TASK DIRECTIONS: Search the entries below. Return every line that has "receive" in it.

Extracted data entries
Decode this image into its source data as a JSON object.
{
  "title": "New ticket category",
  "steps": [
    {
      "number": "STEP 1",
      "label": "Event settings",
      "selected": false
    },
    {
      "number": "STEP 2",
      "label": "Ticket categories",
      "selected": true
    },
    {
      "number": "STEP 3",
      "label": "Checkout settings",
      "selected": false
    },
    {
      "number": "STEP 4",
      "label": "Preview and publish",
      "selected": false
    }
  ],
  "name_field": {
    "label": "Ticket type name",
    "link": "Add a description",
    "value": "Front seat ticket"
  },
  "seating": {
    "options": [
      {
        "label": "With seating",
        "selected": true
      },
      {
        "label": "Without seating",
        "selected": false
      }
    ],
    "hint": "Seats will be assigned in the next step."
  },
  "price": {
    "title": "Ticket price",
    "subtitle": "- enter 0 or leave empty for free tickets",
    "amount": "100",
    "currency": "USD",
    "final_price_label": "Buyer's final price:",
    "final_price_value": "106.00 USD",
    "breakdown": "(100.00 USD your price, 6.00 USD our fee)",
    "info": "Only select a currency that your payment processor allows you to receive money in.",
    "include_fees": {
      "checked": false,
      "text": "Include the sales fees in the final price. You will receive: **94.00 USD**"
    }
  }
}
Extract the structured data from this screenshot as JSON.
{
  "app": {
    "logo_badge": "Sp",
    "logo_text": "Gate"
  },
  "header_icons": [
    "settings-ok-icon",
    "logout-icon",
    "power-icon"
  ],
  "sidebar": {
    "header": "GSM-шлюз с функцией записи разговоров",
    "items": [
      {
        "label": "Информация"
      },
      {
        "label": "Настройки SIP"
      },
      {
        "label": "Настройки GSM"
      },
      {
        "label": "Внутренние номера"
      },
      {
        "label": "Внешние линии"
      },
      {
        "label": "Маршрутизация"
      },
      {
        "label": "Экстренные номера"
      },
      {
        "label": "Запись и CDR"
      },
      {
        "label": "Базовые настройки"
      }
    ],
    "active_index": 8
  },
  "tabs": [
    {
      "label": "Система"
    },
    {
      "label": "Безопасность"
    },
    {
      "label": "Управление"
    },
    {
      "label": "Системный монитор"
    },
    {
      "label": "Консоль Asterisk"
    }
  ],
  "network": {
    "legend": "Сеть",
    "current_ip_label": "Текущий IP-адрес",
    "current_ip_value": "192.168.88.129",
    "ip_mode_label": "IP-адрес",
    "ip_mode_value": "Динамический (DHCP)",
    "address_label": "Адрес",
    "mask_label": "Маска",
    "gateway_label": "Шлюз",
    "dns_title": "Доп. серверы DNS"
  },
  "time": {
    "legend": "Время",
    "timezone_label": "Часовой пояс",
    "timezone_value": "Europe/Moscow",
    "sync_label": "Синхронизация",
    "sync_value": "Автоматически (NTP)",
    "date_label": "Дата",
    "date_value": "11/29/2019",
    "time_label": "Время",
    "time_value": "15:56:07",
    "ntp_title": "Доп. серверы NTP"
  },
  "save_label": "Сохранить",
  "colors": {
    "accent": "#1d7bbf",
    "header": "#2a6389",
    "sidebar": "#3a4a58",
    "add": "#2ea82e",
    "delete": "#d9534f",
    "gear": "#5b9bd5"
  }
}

THE REPLY:
    "info": "Only select a currency that your payment processor allows you to receive money in.",
      "text": "Include the sales fees in the final price. You will receive: **94.00 USD**"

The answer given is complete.